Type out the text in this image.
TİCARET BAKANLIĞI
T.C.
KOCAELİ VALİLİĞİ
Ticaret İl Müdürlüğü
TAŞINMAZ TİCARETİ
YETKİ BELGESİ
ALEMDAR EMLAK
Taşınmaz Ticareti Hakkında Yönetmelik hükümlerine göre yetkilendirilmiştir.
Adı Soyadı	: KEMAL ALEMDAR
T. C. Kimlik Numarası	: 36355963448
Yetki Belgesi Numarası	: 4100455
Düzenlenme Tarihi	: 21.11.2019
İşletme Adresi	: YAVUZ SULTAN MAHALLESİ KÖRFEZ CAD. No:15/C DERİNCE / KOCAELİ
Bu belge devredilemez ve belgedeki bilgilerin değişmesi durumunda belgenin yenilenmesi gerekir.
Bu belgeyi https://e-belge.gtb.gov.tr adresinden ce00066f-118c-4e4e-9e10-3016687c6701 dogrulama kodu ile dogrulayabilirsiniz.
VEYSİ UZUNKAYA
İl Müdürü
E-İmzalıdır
____
**What is expected**
Return what is listed above, exactly and completely.

**Correct answer**
Type out the text in this image.
TİCARET BAKANLIĞI
T.C.
KOCAELİ VALİLİĞİ
Ticaret İl Müdürlüğü
TAŞINMAZ TİCARETİ
YETKİ BELGESİ
ALEMDAR EMLAK
Taşınmaz Ticareti Hakkında Yönetmelik hükümlerine göre yetkilendirilmiştir.
Adı Soyadı	: KEMAL ALEMDAR
T. C. Kimlik Numarası	: 36355963448
Yetki Belgesi Numarası	: 4100455
Düzenlenme Tarihi	: 21.11.2019
İşletme Adresi	: YAVUZ SULTAN MAHALLESİ KÖRFEZ CAD. No:15/C DERİNCE / KOCAELİ
Bu belge devredilemez ve belgedeki bilgilerin değişmesi durumunda belgenin yenilenmesi gerekir.
Bu belgeyi https://e-belge.gtb.gov.tr adresinden ce00066f-118c-4e4e-9e10-3016687c6701 dogrulama kodu ile dogrulayabilirsiniz.
VEYSİ UZUNKAYA
İl Müdürü
E-İmzalıdır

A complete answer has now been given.